• Tâche courte 1: D'après la chronique sur Arnaud Montebourg, qui voulait « faire rendre gorge » aux frères Willot ?
• Tâche courte 2: Poursuivez la chronique sur Arnaud Montebourg et la famille Peugeot à partir de sa dernière phrase.

• Extrait du document:
* * * * *

Publié par Gilles William Goldnadel le 23 juillet 2012

En remettant en cause la gestion d’entreprise de la famille Peugeot, Arnaud Montebourg rappelle l’époque – aux accents très Front populaire – où son prédécesseur, Pierre Dreyfus, souhaitait faire “rendre gorge” aux patrons qui rançonnaient la France.

Françoise Fressoz, c’est tout dire, le reconnaît dans Le Monde de samedi, ce gouvernement à retrouvé le ton, non de 1988, mais de 1981. Évidemment, le premier visé, c’est Arnaud Montebourg et ses imprécations à l’encontre de la famille Peugeot.

Mais je ne suis pas sûr, à dire vrai, que l’on ne puisse pas davantage encore voyager dans le temps, à bien observer le charme suranné de notre ministre très productif en formules à l’emporte-pièce, lorsqu’il s’agit d’automobile.

Il y a, je le disais déjà d’une autre manière dans ma dernière chronique, du Fouquier-Tinville mâtiné de Saint-Just et d’Hebert chez mon ancien confrère.

Il y a aussi des accents de son très gauche et très à gauche prédécesseur Dreyfus au même poste qui voulait « faire rendre gorge » aux frères Willot, à la manière dont on tranchait celles des ci-devant. On se souvient peut-être que la fratrie qui avait le malheur de ressembler aux cousins Dalton fut en définitive relaxée des charges qui pesaient sur elle.

Et ce fut M. Dreyfus qui fut rapidement remercié par un François Mitterrand qui commençait à comprendre qu’à contrefaire ainsi Couthon et Billaud-Varenne, on pouvait rapidement être reconduit sous l’air des lampions.

Mais sans remonter jusqu’aux excès verbaux de la terreur, il y a du cru 36 et son style « Front Popu », dans l’étrange manière dont certains membres de l’aréopage gouvernemental socialiste pratiquent l’art de l’invective génétique de classe.

En 36, les Thorez, les Cachin, les Frachon expliquaient à des foules prolétaires que tous les malheurs venaient des « 200 familles » qui rançonnaient la France. Encore les socialo-communistes de l’époque avaient-ils l’excellente excuse de se colleter à la misère ouvrière, à l’exploitation, au mépris d’un capitalisme hautain.

Mais, plus de sept décennies plus tard, le mauvais remake qui débute exhale déjà le parfum du navet réchauffé. Et son metteur en scène débutant a commis une erreur de casting dont il semble déjà se repentir un peu.

* * * * *

• Extraits du listing:
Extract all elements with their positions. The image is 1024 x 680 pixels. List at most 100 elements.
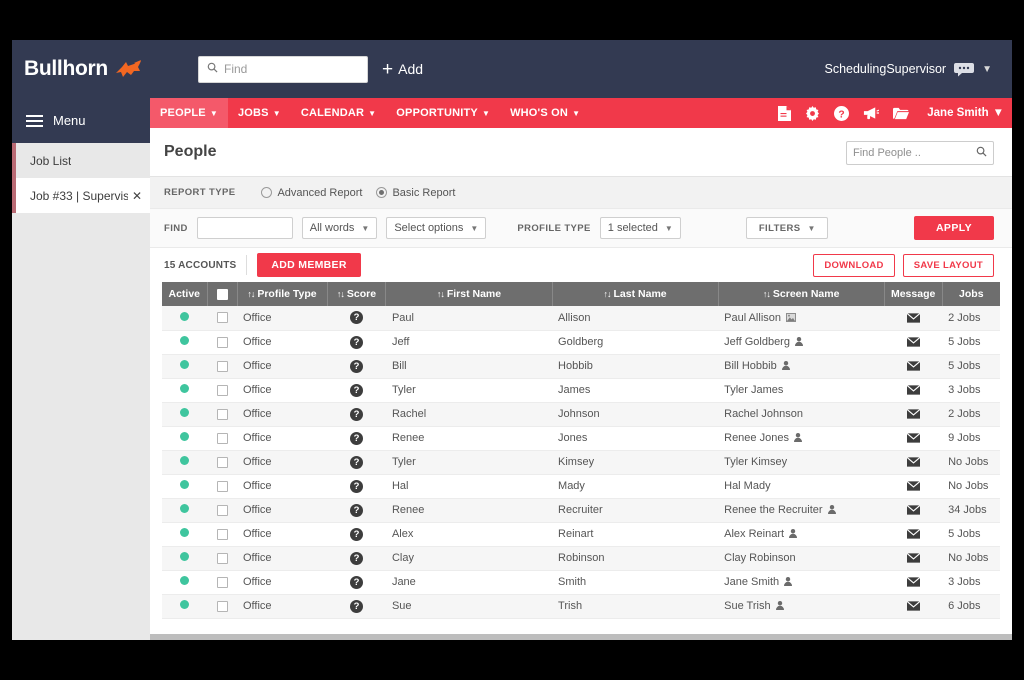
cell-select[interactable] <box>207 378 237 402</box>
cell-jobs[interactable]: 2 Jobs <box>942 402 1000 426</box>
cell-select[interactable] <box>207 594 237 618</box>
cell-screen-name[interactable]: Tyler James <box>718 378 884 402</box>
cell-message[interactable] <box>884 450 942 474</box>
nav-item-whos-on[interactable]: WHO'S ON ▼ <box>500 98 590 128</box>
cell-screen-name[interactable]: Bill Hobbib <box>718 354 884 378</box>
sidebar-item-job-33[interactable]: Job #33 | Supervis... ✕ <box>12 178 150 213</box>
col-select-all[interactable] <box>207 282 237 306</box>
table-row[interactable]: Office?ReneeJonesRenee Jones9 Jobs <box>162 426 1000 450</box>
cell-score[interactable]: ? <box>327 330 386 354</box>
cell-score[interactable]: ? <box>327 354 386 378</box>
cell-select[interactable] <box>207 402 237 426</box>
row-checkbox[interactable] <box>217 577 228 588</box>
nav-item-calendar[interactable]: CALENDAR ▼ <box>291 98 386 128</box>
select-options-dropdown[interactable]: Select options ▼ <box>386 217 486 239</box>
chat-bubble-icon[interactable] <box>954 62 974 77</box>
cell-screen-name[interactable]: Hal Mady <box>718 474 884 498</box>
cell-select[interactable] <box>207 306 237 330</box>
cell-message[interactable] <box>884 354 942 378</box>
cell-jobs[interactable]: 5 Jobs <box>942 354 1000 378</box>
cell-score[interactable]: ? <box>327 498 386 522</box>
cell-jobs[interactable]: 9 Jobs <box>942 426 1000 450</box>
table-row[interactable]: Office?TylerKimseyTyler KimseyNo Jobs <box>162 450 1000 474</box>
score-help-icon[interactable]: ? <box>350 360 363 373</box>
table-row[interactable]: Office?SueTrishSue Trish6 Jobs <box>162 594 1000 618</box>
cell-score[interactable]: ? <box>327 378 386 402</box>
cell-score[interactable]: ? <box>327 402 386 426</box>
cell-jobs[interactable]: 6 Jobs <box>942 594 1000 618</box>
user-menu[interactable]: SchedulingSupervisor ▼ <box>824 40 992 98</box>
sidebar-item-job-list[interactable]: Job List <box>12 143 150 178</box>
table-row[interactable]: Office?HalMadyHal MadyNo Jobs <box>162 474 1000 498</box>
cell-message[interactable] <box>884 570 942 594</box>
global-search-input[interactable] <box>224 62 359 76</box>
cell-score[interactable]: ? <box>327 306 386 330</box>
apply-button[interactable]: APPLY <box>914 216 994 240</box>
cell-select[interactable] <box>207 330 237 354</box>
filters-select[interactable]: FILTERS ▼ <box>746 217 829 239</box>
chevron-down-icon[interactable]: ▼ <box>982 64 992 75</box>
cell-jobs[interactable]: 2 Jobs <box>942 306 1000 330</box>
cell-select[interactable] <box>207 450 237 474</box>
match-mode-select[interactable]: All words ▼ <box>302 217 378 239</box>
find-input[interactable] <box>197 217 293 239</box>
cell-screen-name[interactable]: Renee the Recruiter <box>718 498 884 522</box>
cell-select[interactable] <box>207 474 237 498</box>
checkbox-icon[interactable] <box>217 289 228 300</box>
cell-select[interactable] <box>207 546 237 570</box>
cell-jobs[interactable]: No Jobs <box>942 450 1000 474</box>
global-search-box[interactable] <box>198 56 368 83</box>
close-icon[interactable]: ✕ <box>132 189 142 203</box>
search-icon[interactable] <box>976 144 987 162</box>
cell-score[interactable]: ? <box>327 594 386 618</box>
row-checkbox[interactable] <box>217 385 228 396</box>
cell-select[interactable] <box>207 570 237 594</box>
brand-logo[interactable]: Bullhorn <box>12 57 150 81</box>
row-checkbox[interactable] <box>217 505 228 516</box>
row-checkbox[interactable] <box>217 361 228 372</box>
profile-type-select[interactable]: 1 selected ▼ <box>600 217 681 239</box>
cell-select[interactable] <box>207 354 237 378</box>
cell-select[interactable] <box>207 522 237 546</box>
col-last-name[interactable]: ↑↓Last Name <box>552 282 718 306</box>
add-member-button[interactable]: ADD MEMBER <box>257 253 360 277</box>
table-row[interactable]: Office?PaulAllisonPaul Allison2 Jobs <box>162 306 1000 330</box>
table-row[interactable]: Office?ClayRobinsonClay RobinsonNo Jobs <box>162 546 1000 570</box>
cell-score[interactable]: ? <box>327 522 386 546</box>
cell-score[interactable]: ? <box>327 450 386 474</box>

* * * * *

• Résultat attendu 1: Pierre Dreyfus, son prédécesseur au même poste.

• Résultat attendu 2:
Notre ministre imprécateur pensait pouvoir s’essuyer tranquillement les escarpins sur un Thierry Peugeot aussi docile qu’une serpillière ou un paillasson. Mais M. Peugeot n’est pas M. Willot, il n’a rien d’un prédateur, il n’a pas à faire profil bas ou à se tortiller pour tenter de trouver les bonnes grâces de son improbable maître.

Et notre protestant de Montbéliard a protesté. De sa bonne foi. De ce qu’il n’était pas un jet setter, un petit marquis sauteur mais un entrepreneur de père en fils. De ce que ni lui ni sa famille ne s’étaient enrichis sur le dos de la bête lorsqu’elle était souffrante. De ce qu’il avait pu commettre des erreurs stratégiques, mais qu’il était facile d’être intelligent après la bataille. De ce que cette bataille, il avait entendu la livrer principalement sur le sol de France.

M. Peugeot aurait pu ajouter, mais il y a certainement pensé très fort, qu’il se sentait sans doute plus compétent qu’un ministre sans expérience de l’entreprise, pour apprécier des choix de stratégie industrielle. Qu’enfin, quitte à ce que l’État remette en question un plan social douloureux, il serait plus à sa place pour apprécier celui de son entreprise nationale de navigation aérienne – qui s’apprête à se défaire de plus de 5 000 salariés – plutôt que de s’immiscer aussi lourdement et balourdement dans celui d’une entreprise privée. Au risque de la tuer.

À son tour, Aurélie Filipetti, ordinairement bien mieux inspirée, a donné, un rien niaisement, dans l’invective génétique de classe. À deux reprises, la toute fraîche ministre de la Culture, a cru devoir mettre en cause le mécénat Wendel, sous le prétexte qu’il s’agissait d’une famille descendante des maîtres de forges qui ont tant fait souffrir le prolétariat de Lorraine et d’ailleurs…

Sauf erreur, je n’ai pas lu grandes protestations dans une presse pourtant vétilleuse lorsqu’il s’agit de la question des origines.

Mais c’est ainsi, on peut moquer impunément les origines aristocratiques d’un vicomte du bocage vendéen, qualifier sans grand dommage un avocat général de « traître génétique » en raison du passé collaborationniste de son père, dès lors que les rôles de salauds et de héros de service ont été distribués à l’avance.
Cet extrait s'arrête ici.